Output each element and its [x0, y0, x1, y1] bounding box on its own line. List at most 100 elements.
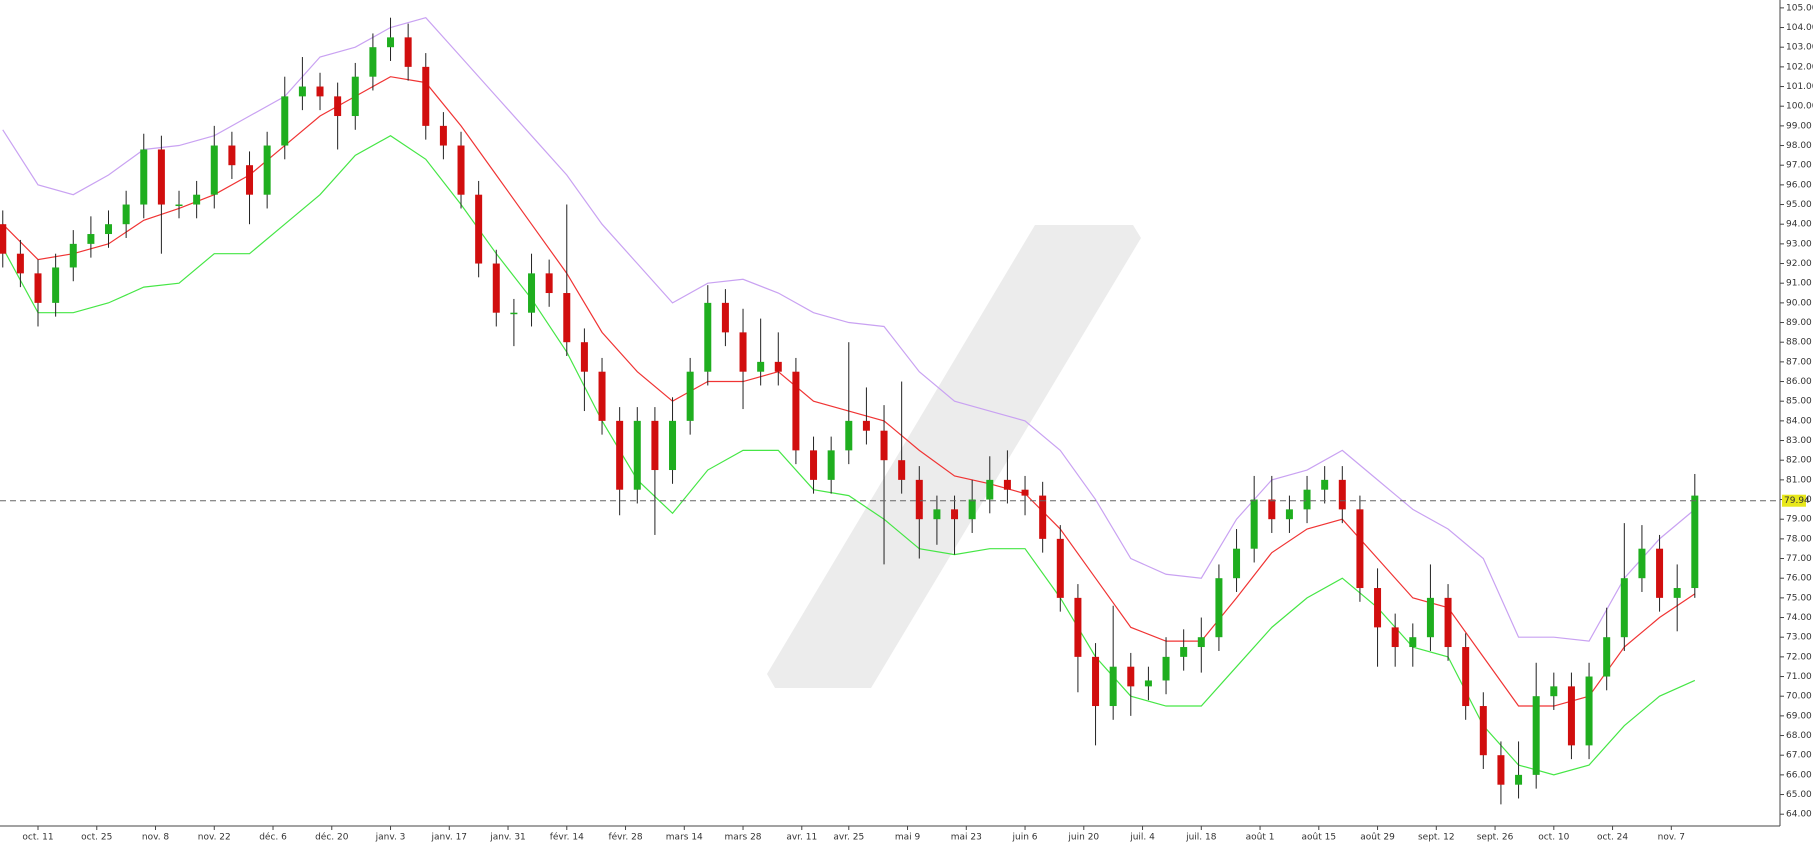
candle-body [1268, 499, 1276, 520]
x-tick-label: nov. 22 [198, 833, 231, 843]
candle-body [34, 273, 42, 303]
x-tick-label: août 1 [1246, 833, 1275, 843]
candle-body [1462, 647, 1470, 707]
candle-body [457, 145, 465, 195]
candle-body [510, 312, 518, 315]
y-tick-label: 75.00 [1786, 593, 1812, 603]
candle-body [704, 302, 712, 372]
y-tick-label: 98.00 [1786, 141, 1812, 151]
y-tick-label: 65.00 [1786, 790, 1812, 800]
candle-body [986, 479, 994, 500]
x-tick-label: nov. 8 [142, 833, 170, 843]
candle-body [968, 499, 976, 520]
candle-body [1092, 656, 1100, 707]
candle-body [669, 420, 677, 471]
candle-body [1374, 588, 1382, 628]
y-tick-label: 72.00 [1786, 652, 1812, 662]
candle-body [246, 165, 254, 195]
candle-body [1691, 495, 1699, 589]
candle-body [1620, 578, 1628, 638]
y-tick-label: 91.00 [1786, 279, 1812, 289]
y-tick-label: 99.00 [1786, 121, 1812, 131]
candle-body [175, 204, 183, 207]
watermark [767, 225, 1141, 688]
y-tick-label: 100.00 [1786, 102, 1813, 112]
candle-body [1250, 499, 1258, 549]
y-tick-label: 74.00 [1786, 613, 1812, 623]
candle-body [140, 149, 148, 205]
candle-body [1180, 647, 1188, 657]
candle-body [810, 450, 818, 480]
candle-body [1532, 696, 1540, 775]
candle-body [651, 420, 659, 471]
y-tick-label: 95.00 [1786, 200, 1812, 210]
y-tick-label: 92.00 [1786, 259, 1812, 269]
candle-body [1603, 637, 1611, 677]
x-tick-label: déc. 6 [259, 832, 287, 843]
y-tick-label: 76.00 [1786, 574, 1812, 584]
y-tick-label: 88.00 [1786, 338, 1812, 348]
candle-body [1197, 637, 1205, 648]
y-tick-label: 82.00 [1786, 456, 1812, 466]
candle-body [1039, 495, 1047, 539]
x-tick-label: févr. 14 [550, 832, 584, 843]
candle-body [845, 420, 853, 451]
y-tick-label: 67.00 [1786, 751, 1812, 761]
y-tick-label: 105.00 [1786, 3, 1813, 13]
candle-body [580, 342, 588, 372]
candle-body [87, 234, 95, 244]
candle-body [739, 332, 747, 372]
x-tick-label: avr. 11 [786, 833, 817, 843]
x-tick-label: juil. 4 [1129, 833, 1155, 843]
x-tick-label: mai 23 [951, 833, 982, 843]
x-tick-label: avr. 25 [833, 833, 864, 843]
candle-body [298, 86, 306, 97]
candle-body [862, 420, 870, 431]
x-tick-label: oct. 10 [1538, 833, 1569, 843]
y-tick-label: 90.00 [1786, 298, 1812, 308]
y-tick-label: 87.00 [1786, 357, 1812, 367]
last-price-badge [1782, 494, 1806, 507]
y-tick-label: 64.00 [1786, 810, 1812, 820]
candle-body [281, 96, 289, 146]
y-tick-label: 86.00 [1786, 377, 1812, 387]
y-tick-label: 102.00 [1786, 62, 1813, 72]
candle-body [334, 96, 342, 117]
candle-body [1673, 588, 1681, 598]
y-tick-label: 97.00 [1786, 161, 1812, 171]
candle-body [439, 125, 447, 146]
candle-body [1285, 509, 1293, 520]
candle-body [1656, 548, 1664, 598]
candle-body [1056, 538, 1064, 598]
candle-body [1109, 666, 1117, 707]
candle-body [351, 76, 359, 117]
y-tick-label: 94.00 [1786, 220, 1812, 230]
candle-body [792, 371, 800, 451]
candle-body [69, 243, 77, 268]
candle-body [404, 37, 412, 67]
candle-body [898, 460, 906, 480]
x-tick-label: mars 14 [666, 833, 703, 843]
candle-body [880, 430, 888, 461]
x-tick-label: oct. 25 [81, 833, 112, 843]
candle-body [1127, 666, 1135, 687]
candle-body [387, 37, 395, 48]
y-tick-label: 96.00 [1786, 180, 1812, 190]
candle-body [774, 361, 782, 372]
x-tick-label: juin 6 [1012, 833, 1038, 843]
candle-body [951, 509, 959, 520]
x-tick-label: mai 9 [895, 833, 921, 843]
candle-body [1567, 686, 1575, 746]
x-tick-label: juil. 18 [1185, 833, 1217, 843]
candle-body [933, 509, 941, 520]
candle-body [1162, 656, 1170, 681]
y-tick-label: 83.00 [1786, 436, 1812, 446]
candle-body [545, 273, 553, 294]
candle-body [686, 371, 694, 421]
candle-body [16, 253, 24, 274]
x-tick-label: janv. 3 [375, 833, 406, 843]
candle-body [1021, 489, 1029, 496]
y-tick-label: 79.00 [1786, 515, 1812, 525]
x-tick-label: janv. 31 [489, 833, 526, 843]
y-tick-label: 69.00 [1786, 711, 1812, 721]
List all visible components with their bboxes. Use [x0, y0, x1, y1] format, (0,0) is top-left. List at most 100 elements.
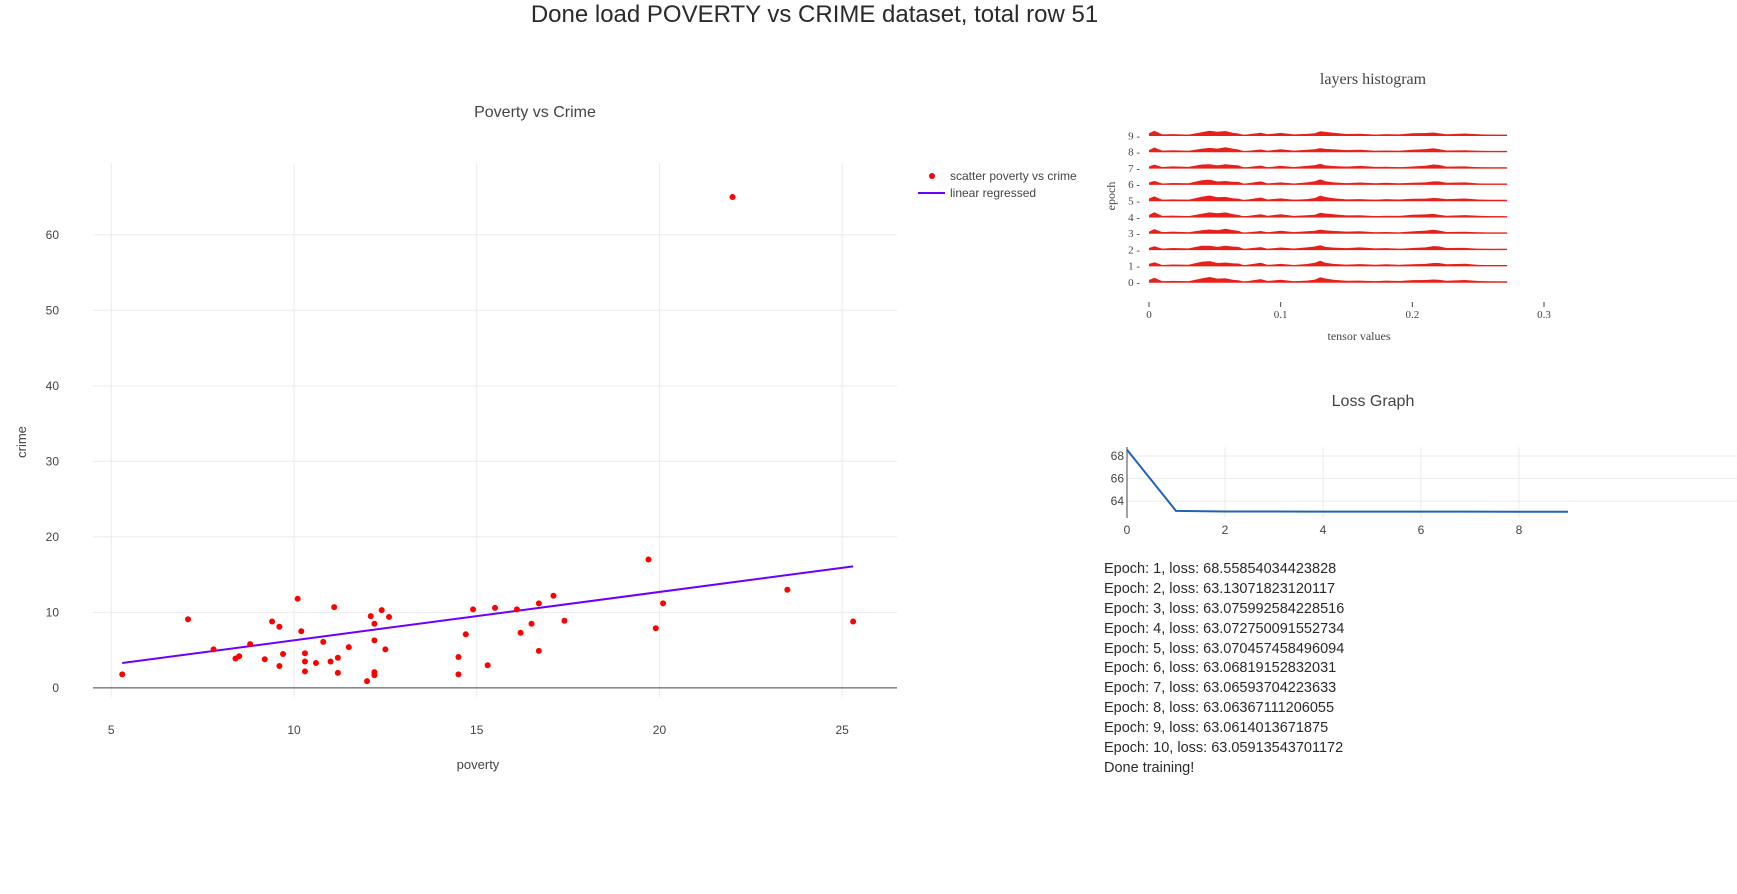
- x-tick-label: 5: [108, 723, 115, 737]
- loss-line: [1126, 449, 1568, 513]
- scatter-point: [386, 613, 393, 620]
- scatter-point: [492, 604, 498, 611]
- legend-label-line: linear regressed: [950, 186, 1036, 200]
- scatter-point: [371, 620, 378, 627]
- histogram-epoch-label: 8 -: [1128, 147, 1140, 159]
- loss-x-tick-label: 4: [1320, 523, 1327, 537]
- x-tick-label: 15: [470, 723, 484, 737]
- log-line: Epoch: 3, loss: 63.075992584228516: [1104, 600, 1345, 617]
- y-tick-label: 20: [46, 530, 60, 544]
- y-axis-label: crime: [14, 426, 29, 458]
- loss-y-tick-label: 68: [1111, 449, 1125, 463]
- loss-x-tick-label: 6: [1418, 523, 1425, 537]
- histogram-ridge: [1149, 163, 1505, 168]
- histogram-x-label: tensor values: [1328, 329, 1391, 343]
- scatter-point: [645, 556, 652, 563]
- loss-x-tick-label: 8: [1516, 523, 1523, 537]
- x-tick-label: 10: [287, 723, 301, 737]
- training-log: Epoch: 1, loss: 68.55854034423828 Epoch: …: [1104, 560, 1344, 779]
- scatter-point: [382, 646, 389, 653]
- histogram-x-tick-label: 0.2: [1405, 309, 1419, 321]
- scatter-point: [535, 647, 542, 654]
- scatter-point: [210, 646, 217, 653]
- histogram-epoch-label: 2 -: [1128, 244, 1140, 256]
- y-tick-label: 10: [46, 605, 60, 619]
- log-line: Epoch: 8, loss: 63.06367111206055: [1104, 700, 1335, 717]
- scatter-point: [276, 663, 283, 670]
- scatter-point: [236, 653, 243, 660]
- histogram-epoch-label: 7 -: [1128, 163, 1140, 175]
- log-line: Epoch: 5, loss: 63.070457458496094: [1104, 640, 1345, 657]
- scatter-point: [850, 618, 857, 625]
- regression-line: [122, 565, 854, 665]
- histogram-x-tick-label: 0.3: [1537, 309, 1551, 321]
- legend-marker-scatter: [929, 173, 935, 179]
- scatter-point: [185, 616, 192, 623]
- histogram-x-tick-label: 0.1: [1274, 309, 1288, 321]
- histogram-epoch-label: 1 -: [1128, 261, 1140, 273]
- loss-title: Loss Graph: [1332, 393, 1415, 410]
- scatter-point: [455, 653, 462, 660]
- histogram-ridge: [1149, 245, 1505, 250]
- scatter-point: [261, 656, 268, 663]
- scatter-point: [276, 623, 283, 630]
- histogram-ridge: [1149, 212, 1505, 217]
- histogram-epoch-label: 3 -: [1128, 228, 1140, 240]
- scatter-point: [320, 638, 327, 645]
- y-tick-label: 50: [46, 303, 60, 317]
- log-line: Epoch: 7, loss: 63.06593704223633: [1104, 680, 1337, 697]
- scatter-point: [517, 629, 524, 636]
- scatter-point: [247, 641, 254, 648]
- histogram-epoch-label: 0 -: [1128, 277, 1140, 289]
- scatter-point: [280, 650, 287, 657]
- scatter-point: [513, 606, 520, 613]
- scatter-point: [561, 617, 568, 624]
- histogram-epoch-label: 9 -: [1128, 130, 1140, 142]
- scatter-point: [334, 669, 341, 676]
- histogram-y-label: epoch: [1104, 182, 1118, 211]
- log-line: Epoch: 2, loss: 63.13071823120117: [1104, 580, 1336, 597]
- loss-x-tick-label: 0: [1124, 523, 1131, 537]
- x-tick-label: 25: [836, 723, 850, 737]
- scatter-point: [455, 671, 462, 678]
- scatter-point: [345, 644, 352, 651]
- scatter-point: [331, 604, 338, 611]
- log-line: Epoch: 4, loss: 63.072750091552734: [1104, 620, 1345, 637]
- scatter-point: [298, 628, 305, 635]
- histogram-ridge: [1149, 179, 1505, 185]
- legend-label-scatter: scatter poverty vs crime: [950, 169, 1077, 183]
- scatter-point: [550, 592, 557, 599]
- loss-x-tick-label: 2: [1222, 523, 1229, 537]
- histogram-ridge: [1149, 147, 1505, 152]
- histogram-epoch-label: 6 -: [1128, 179, 1140, 191]
- scatter-point: [462, 631, 469, 638]
- histogram-epoch-label: 4 -: [1128, 212, 1140, 224]
- x-tick-label: 20: [653, 723, 667, 737]
- scatter-point: [327, 658, 334, 665]
- scatter-point: [535, 600, 542, 607]
- y-tick-label: 0: [52, 681, 59, 695]
- scatter-point: [784, 586, 791, 593]
- poverty-crime-chart[interactable]: 0 10 20 30 40 50 60 5 10 15 20 25 Poverty vs Crime po…: [0, 90, 1085, 790]
- log-line: Epoch: 1, loss: 68.55854034423828: [1104, 561, 1337, 577]
- scatter-point: [729, 193, 736, 200]
- y-tick-label: 30: [46, 454, 60, 468]
- histogram-x-tick-label: 0: [1146, 309, 1152, 321]
- histogram-ridge: [1149, 195, 1505, 201]
- scatter-point: [470, 606, 477, 613]
- scatter-point: [364, 678, 371, 685]
- scatter-point: [119, 671, 126, 678]
- loss-y-tick-label: 66: [1111, 472, 1125, 486]
- histogram-ridge: [1149, 260, 1505, 266]
- loss-y-tick-label: 64: [1111, 494, 1125, 508]
- scatter-point: [484, 662, 491, 669]
- scatter-point: [334, 654, 341, 661]
- scatter-point: [528, 620, 535, 627]
- y-tick-label: 40: [46, 379, 60, 393]
- scatter-point: [652, 625, 659, 632]
- scatter-point: [367, 613, 374, 620]
- scatter-point: [294, 595, 301, 602]
- page-title: Done load POVERTY vs CRIME dataset, tota…: [530, 1, 1099, 28]
- layers-histogram-chart[interactable]: layers histogram tensor values epoch 0 0.1 0.…: [1095, 65, 1735, 355]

■ ■ ■ ■ ■ ■ ■

Problem description:
Lay out the lines starting at the one that contains "candle-body [1268, 499, 1276, 520]" and ending at the one that contains "y-tick-label: 72.00 [1786, 652, 1812, 662]" as a Markdown table with the columns Row and Line, numbering each line and leaving out blank ones.

The result:
| Row | Line |
|---|---|
| 1 | candle-body [1268, 499, 1276, 520] |
| 2 | x-tick-label: nov. 22 [198, 833, 231, 843] |
| 3 | candle-body [34, 273, 42, 303] |
| 4 | x-tick-label: août 1 [1246, 833, 1275, 843] |
| 5 | candle-body [1462, 647, 1470, 707] |
| 6 | candle-body [457, 145, 465, 195] |
| 7 | candle-body [510, 312, 518, 315] |
| 8 | y-tick-label: 75.00 [1786, 593, 1812, 603] |
| 9 | candle-body [704, 302, 712, 372] |
| 10 | y-tick-label: 98.00 [1786, 141, 1812, 151] |
| 11 | y-tick-label: 65.00 [1786, 790, 1812, 800] |
| 12 | candle-body [986, 479, 994, 500] |
| 13 | x-tick-label: nov. 8 [142, 833, 170, 843] |
| 14 | candle-body [968, 499, 976, 520] |
| 15 | candle-body [1092, 656, 1100, 707] |
| 16 | candle-body [669, 420, 677, 471] |
| 17 | candle-body [1374, 588, 1382, 628] |
| 18 | y-tick-label: 72.00 [1786, 652, 1812, 662] |